(Stored entries)
□ □ □ □ □
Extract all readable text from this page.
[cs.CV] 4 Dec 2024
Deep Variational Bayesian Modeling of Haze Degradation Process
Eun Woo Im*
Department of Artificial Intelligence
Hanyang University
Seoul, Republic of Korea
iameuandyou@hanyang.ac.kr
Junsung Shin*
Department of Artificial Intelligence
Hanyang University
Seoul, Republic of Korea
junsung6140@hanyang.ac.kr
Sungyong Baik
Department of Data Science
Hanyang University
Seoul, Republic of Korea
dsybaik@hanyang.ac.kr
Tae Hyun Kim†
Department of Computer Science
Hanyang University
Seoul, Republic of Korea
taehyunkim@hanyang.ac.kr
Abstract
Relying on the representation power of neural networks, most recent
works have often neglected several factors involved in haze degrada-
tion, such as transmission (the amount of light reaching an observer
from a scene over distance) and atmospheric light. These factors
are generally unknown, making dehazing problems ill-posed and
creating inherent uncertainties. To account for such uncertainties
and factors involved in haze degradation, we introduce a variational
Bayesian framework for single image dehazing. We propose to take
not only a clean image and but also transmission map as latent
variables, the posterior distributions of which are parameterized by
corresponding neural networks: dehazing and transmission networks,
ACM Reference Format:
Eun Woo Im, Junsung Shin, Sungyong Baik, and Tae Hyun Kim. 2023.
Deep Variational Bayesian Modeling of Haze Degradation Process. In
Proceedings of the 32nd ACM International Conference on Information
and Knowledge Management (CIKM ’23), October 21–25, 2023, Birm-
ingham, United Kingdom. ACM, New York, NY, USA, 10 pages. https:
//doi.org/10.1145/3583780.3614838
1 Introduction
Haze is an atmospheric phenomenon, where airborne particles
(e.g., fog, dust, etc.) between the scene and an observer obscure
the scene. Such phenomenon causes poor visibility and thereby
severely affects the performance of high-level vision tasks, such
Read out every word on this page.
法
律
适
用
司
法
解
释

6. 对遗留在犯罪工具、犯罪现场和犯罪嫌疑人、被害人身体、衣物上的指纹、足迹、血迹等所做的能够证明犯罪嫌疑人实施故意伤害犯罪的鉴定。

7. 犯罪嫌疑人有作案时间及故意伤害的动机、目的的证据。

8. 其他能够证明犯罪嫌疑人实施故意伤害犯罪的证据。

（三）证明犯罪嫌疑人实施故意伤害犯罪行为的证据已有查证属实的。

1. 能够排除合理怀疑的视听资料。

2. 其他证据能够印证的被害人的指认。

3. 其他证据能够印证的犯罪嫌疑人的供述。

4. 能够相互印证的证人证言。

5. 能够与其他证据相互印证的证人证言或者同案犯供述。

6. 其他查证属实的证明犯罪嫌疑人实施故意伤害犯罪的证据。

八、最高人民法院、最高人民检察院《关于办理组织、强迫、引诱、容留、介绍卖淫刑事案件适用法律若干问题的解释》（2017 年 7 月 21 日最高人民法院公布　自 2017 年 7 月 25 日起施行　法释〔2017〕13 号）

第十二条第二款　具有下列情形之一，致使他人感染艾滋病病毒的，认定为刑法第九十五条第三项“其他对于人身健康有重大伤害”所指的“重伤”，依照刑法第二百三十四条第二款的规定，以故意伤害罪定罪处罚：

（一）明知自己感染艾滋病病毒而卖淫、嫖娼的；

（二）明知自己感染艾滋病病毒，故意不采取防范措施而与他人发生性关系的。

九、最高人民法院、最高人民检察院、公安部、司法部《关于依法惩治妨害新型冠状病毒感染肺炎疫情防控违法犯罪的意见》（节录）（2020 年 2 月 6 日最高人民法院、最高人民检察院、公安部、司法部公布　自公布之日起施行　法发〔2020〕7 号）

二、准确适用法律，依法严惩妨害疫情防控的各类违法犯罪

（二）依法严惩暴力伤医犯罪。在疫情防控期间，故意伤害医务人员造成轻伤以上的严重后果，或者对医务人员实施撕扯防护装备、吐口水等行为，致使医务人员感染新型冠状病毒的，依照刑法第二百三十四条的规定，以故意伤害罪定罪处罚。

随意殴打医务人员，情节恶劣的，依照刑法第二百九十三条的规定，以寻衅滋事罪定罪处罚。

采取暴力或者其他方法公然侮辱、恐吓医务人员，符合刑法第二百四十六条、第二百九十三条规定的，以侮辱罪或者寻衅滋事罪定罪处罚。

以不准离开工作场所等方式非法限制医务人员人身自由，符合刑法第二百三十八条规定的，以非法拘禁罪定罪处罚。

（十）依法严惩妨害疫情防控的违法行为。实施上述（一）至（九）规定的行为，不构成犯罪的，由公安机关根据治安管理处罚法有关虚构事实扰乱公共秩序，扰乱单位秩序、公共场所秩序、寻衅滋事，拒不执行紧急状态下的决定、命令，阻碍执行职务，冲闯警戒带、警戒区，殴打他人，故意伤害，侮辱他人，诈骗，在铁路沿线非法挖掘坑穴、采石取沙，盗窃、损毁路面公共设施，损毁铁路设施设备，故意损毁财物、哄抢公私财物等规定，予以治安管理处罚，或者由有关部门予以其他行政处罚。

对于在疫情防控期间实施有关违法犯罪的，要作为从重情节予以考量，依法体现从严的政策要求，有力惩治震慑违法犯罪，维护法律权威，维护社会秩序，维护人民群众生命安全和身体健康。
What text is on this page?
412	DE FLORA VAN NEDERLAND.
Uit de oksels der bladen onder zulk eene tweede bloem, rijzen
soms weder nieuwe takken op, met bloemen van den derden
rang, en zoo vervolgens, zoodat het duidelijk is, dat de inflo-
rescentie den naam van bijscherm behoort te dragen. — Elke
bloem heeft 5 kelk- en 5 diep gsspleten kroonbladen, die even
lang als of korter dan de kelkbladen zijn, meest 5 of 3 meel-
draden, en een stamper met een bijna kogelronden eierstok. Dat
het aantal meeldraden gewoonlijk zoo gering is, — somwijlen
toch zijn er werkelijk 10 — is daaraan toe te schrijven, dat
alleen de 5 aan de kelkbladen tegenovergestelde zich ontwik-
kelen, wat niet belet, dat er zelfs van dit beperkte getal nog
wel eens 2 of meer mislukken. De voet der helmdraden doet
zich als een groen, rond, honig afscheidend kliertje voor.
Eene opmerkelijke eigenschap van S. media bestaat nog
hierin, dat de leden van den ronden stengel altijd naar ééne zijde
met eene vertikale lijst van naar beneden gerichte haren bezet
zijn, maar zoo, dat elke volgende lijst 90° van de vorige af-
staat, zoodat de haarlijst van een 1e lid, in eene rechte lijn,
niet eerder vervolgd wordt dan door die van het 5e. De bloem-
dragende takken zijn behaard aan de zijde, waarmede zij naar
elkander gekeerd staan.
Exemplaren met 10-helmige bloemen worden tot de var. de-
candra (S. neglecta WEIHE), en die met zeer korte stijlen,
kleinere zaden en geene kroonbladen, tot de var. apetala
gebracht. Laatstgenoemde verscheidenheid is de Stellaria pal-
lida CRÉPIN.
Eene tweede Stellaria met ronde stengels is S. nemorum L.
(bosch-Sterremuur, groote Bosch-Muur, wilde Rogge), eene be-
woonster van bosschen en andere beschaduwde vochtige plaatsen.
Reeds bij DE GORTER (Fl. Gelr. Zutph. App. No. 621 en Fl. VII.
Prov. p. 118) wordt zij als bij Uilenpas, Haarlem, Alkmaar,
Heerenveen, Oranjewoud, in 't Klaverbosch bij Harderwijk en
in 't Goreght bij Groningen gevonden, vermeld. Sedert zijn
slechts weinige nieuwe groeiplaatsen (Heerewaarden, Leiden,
□ □ □ □ □
* _What the task requires_
Go through the material and copy out every line with "nieuwe" in it.

* _Problem solution_
soms weder nieuwe takken op, met bloemen van den derden
slechts weinige nieuwe groeiplaatsen (Heerewaarden, Leiden,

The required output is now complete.